--- Short problem ---
Sift the material for lines containing "this", and return them.

--- The records ---
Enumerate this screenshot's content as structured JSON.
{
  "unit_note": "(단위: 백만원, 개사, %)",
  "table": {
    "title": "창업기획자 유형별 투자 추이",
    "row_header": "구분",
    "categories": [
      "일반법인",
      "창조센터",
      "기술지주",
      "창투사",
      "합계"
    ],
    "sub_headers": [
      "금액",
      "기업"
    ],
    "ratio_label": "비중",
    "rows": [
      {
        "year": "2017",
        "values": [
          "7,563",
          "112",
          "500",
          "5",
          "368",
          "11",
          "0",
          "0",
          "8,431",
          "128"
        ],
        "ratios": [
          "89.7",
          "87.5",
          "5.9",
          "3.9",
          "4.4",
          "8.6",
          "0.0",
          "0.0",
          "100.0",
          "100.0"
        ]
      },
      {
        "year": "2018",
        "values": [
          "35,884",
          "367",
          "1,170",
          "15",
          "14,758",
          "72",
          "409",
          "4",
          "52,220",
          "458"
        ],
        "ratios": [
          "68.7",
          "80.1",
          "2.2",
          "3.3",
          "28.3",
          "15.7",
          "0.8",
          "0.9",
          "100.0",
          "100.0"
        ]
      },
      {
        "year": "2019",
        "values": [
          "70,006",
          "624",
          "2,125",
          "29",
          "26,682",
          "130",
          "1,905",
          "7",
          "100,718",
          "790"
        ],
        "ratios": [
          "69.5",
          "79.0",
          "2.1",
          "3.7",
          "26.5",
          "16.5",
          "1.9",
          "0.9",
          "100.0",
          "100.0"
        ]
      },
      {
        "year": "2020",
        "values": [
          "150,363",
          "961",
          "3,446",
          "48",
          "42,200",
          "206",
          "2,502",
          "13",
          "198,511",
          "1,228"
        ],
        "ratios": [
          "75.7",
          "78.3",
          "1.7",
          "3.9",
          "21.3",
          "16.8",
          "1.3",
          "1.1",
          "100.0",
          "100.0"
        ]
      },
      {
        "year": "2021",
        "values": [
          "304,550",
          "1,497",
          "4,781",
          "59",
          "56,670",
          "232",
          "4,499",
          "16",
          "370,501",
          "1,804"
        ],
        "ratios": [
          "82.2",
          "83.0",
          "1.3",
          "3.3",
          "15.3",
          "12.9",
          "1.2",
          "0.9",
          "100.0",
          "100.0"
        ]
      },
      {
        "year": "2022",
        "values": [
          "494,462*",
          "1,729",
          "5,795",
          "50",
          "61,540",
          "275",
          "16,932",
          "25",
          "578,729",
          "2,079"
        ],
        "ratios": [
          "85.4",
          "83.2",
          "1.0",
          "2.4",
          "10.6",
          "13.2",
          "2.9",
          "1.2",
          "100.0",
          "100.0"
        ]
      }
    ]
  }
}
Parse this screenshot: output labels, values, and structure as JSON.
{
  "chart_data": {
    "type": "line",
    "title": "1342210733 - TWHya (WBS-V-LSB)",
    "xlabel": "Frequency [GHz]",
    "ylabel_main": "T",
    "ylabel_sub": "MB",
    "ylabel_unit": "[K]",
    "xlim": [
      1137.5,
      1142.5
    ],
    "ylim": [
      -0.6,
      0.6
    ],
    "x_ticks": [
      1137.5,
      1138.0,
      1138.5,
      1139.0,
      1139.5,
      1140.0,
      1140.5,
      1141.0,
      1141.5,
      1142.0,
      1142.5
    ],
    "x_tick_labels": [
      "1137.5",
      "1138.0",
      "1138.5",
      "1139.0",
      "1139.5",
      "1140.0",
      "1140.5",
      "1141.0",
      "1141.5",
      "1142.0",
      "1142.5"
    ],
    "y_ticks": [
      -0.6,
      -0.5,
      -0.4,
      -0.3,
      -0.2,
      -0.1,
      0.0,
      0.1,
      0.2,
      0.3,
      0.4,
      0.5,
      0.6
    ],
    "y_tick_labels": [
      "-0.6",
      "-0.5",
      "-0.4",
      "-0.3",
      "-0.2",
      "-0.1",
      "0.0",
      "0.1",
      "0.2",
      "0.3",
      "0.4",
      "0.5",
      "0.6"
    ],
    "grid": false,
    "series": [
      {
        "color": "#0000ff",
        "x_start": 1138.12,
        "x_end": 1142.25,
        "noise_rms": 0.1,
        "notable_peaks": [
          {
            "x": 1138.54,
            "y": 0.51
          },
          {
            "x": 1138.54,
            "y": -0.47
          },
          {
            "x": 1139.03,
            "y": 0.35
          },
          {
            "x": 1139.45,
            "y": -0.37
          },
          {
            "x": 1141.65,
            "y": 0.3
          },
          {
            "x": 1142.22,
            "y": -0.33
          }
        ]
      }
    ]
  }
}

--- Task answer ---
Enumerate this screenshot's content as structured JSON.
Parse this screenshot: output labels, values, and structure as JSON.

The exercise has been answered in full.